- WORK TO BE COMPLETED -
Filter the listing and keep only the lines with the word "Sobol".

--- RAW DATA ---

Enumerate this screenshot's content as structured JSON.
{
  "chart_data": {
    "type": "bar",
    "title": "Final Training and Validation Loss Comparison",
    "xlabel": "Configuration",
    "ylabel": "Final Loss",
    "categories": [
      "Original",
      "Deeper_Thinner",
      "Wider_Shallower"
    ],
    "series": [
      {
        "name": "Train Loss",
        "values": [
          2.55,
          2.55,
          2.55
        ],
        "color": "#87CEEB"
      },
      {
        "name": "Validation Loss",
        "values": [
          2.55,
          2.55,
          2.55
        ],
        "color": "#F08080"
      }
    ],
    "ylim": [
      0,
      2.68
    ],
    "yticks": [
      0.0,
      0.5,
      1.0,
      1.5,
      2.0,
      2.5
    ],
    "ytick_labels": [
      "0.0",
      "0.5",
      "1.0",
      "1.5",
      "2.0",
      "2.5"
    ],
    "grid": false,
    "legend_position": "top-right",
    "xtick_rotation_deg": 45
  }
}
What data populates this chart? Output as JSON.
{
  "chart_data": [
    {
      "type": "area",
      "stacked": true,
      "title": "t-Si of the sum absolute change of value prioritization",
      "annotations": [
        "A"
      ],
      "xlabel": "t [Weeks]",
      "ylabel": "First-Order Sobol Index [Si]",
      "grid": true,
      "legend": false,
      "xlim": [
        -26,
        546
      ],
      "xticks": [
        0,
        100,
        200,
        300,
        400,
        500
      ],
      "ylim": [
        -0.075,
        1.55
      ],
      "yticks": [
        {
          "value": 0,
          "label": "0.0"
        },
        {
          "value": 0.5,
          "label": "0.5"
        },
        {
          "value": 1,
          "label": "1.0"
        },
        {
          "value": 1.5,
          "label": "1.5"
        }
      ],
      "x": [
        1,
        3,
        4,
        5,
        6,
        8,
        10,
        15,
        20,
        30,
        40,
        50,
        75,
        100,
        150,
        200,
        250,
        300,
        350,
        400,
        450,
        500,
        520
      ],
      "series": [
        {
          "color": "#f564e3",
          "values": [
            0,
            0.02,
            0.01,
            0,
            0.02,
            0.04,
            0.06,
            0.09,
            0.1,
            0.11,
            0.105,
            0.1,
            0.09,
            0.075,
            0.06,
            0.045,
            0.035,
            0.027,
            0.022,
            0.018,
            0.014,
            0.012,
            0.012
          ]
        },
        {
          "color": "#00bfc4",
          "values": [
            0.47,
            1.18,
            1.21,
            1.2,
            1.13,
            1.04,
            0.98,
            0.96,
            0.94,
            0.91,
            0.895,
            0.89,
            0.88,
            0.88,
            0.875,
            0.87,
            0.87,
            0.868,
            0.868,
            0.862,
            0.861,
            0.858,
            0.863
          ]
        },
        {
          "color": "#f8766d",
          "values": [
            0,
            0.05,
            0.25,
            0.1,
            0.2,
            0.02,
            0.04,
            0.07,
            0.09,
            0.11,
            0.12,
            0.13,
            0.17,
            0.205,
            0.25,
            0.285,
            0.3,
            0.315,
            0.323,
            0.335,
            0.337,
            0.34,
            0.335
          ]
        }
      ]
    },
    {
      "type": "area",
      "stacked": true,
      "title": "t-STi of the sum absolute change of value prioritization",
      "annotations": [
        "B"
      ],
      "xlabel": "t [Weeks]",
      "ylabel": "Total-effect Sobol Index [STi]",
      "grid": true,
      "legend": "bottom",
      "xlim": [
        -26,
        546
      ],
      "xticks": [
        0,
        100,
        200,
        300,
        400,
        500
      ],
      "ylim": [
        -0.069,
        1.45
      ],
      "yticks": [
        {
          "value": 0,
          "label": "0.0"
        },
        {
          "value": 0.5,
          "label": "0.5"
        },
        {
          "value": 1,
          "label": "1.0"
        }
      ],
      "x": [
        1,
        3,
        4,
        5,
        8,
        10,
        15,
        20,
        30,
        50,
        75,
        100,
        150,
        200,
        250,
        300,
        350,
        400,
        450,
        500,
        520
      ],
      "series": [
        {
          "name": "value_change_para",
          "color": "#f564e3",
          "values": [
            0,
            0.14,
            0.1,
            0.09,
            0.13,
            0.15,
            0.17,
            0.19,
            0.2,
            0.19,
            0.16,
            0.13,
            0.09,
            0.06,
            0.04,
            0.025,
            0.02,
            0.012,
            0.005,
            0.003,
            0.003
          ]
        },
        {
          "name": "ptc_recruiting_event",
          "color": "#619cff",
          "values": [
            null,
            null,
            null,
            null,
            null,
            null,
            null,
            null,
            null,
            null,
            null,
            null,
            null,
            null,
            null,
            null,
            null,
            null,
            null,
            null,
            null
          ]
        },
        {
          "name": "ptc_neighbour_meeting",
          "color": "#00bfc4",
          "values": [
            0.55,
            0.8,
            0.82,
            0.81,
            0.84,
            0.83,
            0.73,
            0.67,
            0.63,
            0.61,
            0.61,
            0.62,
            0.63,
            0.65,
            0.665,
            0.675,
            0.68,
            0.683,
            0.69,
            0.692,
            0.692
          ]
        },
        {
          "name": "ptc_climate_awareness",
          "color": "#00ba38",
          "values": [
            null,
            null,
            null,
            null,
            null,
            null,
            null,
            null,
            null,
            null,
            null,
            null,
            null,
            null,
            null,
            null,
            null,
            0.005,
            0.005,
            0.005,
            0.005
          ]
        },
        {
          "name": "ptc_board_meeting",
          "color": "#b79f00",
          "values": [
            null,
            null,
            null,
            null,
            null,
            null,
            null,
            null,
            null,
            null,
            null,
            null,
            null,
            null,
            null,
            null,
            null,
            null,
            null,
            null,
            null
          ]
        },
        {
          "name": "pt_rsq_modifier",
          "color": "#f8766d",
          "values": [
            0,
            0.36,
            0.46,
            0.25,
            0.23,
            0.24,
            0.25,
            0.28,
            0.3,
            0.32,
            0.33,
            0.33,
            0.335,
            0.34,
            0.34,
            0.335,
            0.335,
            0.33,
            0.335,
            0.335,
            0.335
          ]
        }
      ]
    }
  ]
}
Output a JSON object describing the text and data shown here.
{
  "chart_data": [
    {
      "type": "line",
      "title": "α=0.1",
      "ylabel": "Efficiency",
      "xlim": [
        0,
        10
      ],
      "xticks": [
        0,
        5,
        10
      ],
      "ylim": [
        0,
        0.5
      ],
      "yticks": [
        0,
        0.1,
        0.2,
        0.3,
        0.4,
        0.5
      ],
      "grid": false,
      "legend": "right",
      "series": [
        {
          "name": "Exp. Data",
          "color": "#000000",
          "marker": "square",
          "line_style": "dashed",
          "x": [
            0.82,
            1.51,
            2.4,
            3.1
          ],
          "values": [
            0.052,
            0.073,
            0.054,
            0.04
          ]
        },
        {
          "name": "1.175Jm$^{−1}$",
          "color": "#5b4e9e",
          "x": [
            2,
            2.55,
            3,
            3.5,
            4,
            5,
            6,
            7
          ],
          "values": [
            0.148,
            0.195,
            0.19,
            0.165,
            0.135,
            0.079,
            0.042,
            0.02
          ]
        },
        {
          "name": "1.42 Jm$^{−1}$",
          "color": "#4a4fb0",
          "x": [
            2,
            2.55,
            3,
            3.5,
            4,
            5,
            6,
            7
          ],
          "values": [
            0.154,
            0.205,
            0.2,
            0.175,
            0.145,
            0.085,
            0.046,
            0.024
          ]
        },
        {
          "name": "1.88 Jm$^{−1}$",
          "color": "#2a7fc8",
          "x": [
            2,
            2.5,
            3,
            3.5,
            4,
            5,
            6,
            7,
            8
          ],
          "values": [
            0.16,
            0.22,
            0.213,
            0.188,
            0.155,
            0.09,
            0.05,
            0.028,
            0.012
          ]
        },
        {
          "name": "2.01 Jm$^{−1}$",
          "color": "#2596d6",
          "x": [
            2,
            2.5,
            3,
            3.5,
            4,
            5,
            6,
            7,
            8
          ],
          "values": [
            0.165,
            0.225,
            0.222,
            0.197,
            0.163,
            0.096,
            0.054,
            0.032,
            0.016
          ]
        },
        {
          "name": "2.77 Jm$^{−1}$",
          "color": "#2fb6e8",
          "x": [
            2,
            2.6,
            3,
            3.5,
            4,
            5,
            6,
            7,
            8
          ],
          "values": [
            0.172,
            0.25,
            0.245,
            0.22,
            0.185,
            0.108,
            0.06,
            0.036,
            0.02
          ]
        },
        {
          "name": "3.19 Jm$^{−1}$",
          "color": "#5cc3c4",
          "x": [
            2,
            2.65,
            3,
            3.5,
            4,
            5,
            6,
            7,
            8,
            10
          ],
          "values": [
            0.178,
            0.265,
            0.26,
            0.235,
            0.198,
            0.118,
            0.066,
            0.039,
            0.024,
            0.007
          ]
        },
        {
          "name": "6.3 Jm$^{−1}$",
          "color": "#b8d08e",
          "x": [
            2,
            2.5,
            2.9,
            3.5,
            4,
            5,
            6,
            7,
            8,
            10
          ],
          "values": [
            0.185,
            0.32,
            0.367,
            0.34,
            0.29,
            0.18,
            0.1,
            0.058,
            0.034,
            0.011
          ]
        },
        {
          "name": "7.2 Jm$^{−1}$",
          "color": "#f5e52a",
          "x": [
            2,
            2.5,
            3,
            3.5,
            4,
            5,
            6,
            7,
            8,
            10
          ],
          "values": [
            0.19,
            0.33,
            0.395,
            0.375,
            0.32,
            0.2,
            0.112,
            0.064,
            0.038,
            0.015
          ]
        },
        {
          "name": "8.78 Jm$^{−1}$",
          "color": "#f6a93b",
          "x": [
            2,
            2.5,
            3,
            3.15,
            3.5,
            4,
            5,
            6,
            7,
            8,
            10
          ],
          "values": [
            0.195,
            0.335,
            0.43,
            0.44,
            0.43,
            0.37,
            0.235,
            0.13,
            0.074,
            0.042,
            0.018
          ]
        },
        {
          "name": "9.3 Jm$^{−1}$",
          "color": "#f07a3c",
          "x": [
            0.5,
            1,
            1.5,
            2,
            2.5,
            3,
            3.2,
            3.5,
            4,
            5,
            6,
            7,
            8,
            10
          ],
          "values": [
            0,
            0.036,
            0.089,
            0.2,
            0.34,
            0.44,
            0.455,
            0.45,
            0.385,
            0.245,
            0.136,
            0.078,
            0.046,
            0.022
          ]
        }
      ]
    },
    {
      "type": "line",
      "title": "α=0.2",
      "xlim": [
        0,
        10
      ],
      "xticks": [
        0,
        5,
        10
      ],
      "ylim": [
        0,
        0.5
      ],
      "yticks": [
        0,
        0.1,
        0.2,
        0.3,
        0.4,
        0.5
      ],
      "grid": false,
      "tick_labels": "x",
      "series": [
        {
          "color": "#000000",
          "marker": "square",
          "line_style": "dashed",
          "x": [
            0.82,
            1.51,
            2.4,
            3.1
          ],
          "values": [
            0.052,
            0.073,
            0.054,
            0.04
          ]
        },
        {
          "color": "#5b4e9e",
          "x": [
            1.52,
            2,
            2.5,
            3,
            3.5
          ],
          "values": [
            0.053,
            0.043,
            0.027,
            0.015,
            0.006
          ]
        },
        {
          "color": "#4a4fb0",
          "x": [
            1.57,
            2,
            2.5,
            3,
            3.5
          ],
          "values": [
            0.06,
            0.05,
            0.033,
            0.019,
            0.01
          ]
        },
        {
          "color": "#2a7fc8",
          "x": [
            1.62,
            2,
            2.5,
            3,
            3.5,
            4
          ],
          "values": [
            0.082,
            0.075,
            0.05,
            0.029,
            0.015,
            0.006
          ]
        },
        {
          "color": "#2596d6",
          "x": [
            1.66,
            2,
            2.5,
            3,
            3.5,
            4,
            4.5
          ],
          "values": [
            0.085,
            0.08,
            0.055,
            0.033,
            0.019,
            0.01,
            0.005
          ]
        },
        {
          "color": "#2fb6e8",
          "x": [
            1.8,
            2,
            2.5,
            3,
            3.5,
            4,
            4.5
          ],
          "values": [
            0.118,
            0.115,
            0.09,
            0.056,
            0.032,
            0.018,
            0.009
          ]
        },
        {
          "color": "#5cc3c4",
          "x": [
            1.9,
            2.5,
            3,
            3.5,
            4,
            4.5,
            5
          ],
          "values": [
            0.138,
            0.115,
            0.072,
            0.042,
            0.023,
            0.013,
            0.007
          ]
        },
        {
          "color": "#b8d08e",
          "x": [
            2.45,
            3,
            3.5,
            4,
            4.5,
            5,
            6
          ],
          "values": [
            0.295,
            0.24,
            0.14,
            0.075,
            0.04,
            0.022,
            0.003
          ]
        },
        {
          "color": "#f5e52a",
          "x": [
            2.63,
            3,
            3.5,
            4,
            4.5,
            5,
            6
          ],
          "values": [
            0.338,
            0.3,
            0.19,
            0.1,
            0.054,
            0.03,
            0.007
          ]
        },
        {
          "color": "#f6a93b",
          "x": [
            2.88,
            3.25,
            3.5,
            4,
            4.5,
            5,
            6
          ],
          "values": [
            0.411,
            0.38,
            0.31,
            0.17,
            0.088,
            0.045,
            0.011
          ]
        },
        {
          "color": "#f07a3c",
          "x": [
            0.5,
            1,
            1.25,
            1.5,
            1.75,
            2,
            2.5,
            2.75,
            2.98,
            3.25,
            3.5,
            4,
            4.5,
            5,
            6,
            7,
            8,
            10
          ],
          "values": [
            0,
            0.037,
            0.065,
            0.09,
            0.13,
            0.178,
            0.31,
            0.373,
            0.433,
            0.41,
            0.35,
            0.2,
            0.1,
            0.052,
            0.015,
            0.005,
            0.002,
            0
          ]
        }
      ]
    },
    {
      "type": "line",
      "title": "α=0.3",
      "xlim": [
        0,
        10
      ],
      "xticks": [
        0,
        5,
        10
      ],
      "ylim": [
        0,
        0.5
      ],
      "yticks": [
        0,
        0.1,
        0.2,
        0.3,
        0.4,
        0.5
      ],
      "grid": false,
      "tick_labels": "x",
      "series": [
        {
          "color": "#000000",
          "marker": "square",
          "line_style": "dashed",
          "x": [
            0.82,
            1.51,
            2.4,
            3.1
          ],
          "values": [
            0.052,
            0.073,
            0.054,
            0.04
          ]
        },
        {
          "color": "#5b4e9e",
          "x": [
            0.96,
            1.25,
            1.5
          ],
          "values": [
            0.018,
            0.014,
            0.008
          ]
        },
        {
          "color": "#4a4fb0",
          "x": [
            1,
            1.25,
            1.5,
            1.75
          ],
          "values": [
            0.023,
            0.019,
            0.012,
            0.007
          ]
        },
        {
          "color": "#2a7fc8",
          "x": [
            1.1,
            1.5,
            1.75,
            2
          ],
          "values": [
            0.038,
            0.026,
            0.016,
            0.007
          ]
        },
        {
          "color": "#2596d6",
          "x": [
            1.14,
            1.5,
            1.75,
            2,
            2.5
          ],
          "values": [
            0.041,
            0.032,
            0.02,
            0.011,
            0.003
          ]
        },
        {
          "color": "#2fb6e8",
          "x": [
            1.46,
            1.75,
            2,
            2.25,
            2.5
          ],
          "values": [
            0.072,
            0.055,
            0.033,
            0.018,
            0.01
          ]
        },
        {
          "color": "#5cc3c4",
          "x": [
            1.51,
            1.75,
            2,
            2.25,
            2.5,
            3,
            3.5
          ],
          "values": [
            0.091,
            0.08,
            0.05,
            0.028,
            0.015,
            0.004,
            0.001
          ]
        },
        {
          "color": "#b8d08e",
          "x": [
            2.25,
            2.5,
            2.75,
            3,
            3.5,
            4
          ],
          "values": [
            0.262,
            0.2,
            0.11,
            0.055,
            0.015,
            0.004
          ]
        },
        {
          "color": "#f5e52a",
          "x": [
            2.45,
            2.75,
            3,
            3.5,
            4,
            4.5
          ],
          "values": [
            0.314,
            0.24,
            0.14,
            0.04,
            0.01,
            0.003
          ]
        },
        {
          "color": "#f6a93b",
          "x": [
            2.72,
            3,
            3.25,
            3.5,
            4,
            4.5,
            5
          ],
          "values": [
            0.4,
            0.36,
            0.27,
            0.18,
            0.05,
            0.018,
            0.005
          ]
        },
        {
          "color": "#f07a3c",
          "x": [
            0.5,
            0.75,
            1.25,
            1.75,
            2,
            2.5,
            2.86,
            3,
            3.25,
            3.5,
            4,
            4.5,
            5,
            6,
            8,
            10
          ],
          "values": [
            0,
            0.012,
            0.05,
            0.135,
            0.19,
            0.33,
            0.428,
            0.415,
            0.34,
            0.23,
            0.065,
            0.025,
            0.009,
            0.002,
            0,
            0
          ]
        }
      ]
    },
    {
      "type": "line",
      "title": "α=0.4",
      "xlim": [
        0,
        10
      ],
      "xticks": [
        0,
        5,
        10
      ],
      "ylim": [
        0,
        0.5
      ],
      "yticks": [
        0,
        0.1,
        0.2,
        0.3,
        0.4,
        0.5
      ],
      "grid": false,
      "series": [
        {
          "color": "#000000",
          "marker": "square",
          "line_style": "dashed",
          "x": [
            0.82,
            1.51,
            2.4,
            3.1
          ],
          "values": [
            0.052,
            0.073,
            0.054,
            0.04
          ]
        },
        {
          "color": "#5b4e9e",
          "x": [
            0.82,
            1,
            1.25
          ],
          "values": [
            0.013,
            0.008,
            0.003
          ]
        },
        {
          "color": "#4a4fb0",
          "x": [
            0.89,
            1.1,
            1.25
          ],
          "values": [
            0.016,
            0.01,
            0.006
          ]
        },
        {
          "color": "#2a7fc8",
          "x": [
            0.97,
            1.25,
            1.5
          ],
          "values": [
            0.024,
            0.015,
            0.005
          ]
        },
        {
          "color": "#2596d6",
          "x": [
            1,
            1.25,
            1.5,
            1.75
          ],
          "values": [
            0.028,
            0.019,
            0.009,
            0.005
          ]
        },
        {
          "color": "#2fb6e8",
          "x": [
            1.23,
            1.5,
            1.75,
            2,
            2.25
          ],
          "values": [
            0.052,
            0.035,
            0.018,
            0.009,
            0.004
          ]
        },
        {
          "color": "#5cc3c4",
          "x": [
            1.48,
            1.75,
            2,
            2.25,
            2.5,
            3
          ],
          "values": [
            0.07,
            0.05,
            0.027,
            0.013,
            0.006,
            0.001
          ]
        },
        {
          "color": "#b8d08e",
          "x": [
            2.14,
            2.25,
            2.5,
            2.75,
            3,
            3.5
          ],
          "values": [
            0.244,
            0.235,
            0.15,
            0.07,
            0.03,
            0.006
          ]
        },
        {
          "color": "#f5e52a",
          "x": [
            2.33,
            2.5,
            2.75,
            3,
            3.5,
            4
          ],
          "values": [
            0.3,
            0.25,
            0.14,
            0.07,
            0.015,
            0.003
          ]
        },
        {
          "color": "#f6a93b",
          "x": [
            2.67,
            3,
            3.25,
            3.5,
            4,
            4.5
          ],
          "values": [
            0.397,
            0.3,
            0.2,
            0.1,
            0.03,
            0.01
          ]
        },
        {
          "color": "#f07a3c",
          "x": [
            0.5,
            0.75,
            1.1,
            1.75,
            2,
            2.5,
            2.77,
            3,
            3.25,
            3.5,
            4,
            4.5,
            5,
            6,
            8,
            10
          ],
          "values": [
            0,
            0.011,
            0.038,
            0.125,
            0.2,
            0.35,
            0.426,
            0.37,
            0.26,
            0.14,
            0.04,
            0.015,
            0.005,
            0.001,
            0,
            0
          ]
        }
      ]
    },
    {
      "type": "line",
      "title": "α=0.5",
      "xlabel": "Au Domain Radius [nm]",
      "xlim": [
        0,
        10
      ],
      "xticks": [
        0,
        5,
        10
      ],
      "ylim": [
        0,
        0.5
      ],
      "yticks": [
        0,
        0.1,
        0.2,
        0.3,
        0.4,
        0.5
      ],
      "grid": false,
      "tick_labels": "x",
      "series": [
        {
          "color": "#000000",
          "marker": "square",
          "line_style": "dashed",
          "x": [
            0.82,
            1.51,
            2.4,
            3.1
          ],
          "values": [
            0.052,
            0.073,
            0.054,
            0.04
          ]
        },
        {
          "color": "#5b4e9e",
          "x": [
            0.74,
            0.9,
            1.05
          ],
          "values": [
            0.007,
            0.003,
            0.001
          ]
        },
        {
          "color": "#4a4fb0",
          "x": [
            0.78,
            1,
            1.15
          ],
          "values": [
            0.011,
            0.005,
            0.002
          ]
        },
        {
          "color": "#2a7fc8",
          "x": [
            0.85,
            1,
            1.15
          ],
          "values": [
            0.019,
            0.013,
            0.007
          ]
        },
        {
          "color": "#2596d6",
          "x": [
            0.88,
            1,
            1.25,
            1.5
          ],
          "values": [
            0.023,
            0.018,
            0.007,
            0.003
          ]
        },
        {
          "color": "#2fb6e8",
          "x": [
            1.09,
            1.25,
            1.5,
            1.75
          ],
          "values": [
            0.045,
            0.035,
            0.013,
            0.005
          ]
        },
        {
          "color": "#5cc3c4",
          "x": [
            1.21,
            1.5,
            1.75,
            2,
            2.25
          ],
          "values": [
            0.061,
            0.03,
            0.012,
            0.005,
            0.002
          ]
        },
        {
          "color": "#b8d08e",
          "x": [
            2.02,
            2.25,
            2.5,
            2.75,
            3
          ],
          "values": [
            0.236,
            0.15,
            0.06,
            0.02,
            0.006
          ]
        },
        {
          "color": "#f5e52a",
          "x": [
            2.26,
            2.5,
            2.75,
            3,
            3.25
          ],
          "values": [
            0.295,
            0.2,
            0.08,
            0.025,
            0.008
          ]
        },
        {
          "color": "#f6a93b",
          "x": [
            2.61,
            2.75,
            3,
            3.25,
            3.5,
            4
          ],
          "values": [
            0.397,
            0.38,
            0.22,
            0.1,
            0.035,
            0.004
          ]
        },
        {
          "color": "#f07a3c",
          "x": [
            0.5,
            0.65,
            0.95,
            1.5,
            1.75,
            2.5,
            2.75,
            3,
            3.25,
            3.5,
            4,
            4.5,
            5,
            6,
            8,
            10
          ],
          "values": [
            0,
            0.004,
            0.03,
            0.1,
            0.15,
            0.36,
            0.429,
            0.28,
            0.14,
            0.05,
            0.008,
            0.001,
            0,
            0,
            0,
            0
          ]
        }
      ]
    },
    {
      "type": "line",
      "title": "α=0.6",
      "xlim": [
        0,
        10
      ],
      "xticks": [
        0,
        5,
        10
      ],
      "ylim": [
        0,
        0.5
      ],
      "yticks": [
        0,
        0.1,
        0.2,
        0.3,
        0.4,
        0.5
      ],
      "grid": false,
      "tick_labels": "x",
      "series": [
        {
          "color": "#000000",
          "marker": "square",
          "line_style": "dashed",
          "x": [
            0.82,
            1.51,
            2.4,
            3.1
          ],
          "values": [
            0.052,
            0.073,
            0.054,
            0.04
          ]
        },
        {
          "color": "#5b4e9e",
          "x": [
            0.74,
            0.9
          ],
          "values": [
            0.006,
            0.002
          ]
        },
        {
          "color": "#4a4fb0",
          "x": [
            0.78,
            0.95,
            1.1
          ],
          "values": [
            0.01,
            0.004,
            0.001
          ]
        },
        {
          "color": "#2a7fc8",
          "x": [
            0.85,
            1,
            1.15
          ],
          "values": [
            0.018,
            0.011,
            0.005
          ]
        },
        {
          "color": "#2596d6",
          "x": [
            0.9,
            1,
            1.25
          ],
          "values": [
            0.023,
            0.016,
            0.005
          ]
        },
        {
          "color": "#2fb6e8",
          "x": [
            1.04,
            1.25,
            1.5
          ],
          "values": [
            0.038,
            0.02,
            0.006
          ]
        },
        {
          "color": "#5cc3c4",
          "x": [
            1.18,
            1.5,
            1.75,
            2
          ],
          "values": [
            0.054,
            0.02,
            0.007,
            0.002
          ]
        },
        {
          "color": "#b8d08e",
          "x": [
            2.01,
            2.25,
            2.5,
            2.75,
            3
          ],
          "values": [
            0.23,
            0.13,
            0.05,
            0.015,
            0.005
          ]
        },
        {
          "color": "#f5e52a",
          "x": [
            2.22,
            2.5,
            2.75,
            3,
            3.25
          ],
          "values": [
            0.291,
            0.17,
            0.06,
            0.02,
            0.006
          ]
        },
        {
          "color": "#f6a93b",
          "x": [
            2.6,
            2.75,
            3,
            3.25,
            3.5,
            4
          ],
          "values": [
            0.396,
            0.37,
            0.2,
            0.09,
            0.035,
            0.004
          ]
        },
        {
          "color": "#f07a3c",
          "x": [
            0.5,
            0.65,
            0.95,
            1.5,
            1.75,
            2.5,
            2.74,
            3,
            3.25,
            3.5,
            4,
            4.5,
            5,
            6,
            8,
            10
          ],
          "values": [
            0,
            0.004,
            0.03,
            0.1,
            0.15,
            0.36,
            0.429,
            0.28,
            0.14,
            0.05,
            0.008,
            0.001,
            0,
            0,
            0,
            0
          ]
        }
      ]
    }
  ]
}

---

- RESPONSE BELOW -
      "ylabel": "First-Order Sobol Index [Si]",
      "ylabel": "Total-effect Sobol Index [STi]",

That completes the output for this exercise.